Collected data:
---

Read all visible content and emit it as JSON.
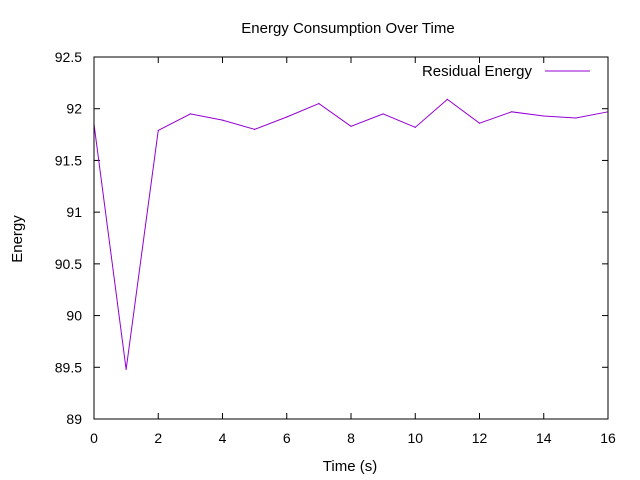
{
  "chart_data": {
    "type": "line",
    "title": "Energy Consumption Over Time",
    "xlabel": "Time (s)",
    "ylabel": "Energy",
    "xlim": [
      0,
      16
    ],
    "ylim": [
      89,
      92.5
    ],
    "xticks": [
      0,
      2,
      4,
      6,
      8,
      10,
      12,
      14,
      16
    ],
    "yticks": [
      89,
      89.5,
      90,
      90.5,
      91,
      91.5,
      92,
      92.5
    ],
    "xtick_labels": [
      "0",
      "2",
      "4",
      "6",
      "8",
      "10",
      "12",
      "14",
      "16"
    ],
    "ytick_labels": [
      "89",
      "89.5",
      "90",
      "90.5",
      "91",
      "91.5",
      "92",
      "92.5"
    ],
    "grid": false,
    "legend_position": "top-right",
    "series": [
      {
        "name": "Residual Energy",
        "color": "#9400d3",
        "x": [
          0,
          1,
          2,
          3,
          4,
          5,
          6,
          7,
          8,
          9,
          10,
          11,
          12,
          13,
          14,
          15,
          16
        ],
        "y": [
          91.85,
          89.48,
          91.79,
          91.95,
          91.89,
          91.8,
          91.92,
          92.05,
          91.83,
          91.95,
          91.82,
          92.09,
          91.86,
          91.97,
          91.93,
          91.91,
          91.97
        ]
      }
    ]
  }
}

---

▶ _DIRECTION_
Extract the entries in full, exactly as they are, minus the pictures.

▶ _ANSWER FOR THE TASK_
Read all visible content and emit it as JSON.
{
  "chart_data": {
    "type": "line",
    "title": "Energy Consumption Over Time",
    "xlabel": "Time (s)",
    "ylabel": "Energy",
    "xlim": [
      0,
      16
    ],
    "ylim": [
      89,
      92.5
    ],
    "xticks": [
      0,
      2,
      4,
      6,
      8,
      10,
      12,
      14,
      16
    ],
    "yticks": [
      89,
      89.5,
      90,
      90.5,
      91,
      91.5,
      92,
      92.5
    ],
    "xtick_labels": [
      "0",
      "2",
      "4",
      "6",
      "8",
      "10",
      "12",
      "14",
      "16"
    ],
    "ytick_labels": [
      "89",
      "89.5",
      "90",
      "90.5",
      "91",
      "91.5",
      "92",
      "92.5"
    ],
    "grid": false,
    "legend_position": "top-right",
    "series": [
      {
        "name": "Residual Energy",
        "color": "#9400d3",
        "x": [
          0,
          1,
          2,
          3,
          4,
          5,
          6,
          7,
          8,
          9,
          10,
          11,
          12,
          13,
          14,
          15,
          16
        ],
        "y": [
          91.85,
          89.48,
          91.79,
          91.95,
          91.89,
          91.8,
          91.92,
          92.05,
          91.83,
          91.95,
          91.82,
          92.09,
          91.86,
          91.97,
          91.93,
          91.91,
          91.97
        ]
      }
    ]
  }
}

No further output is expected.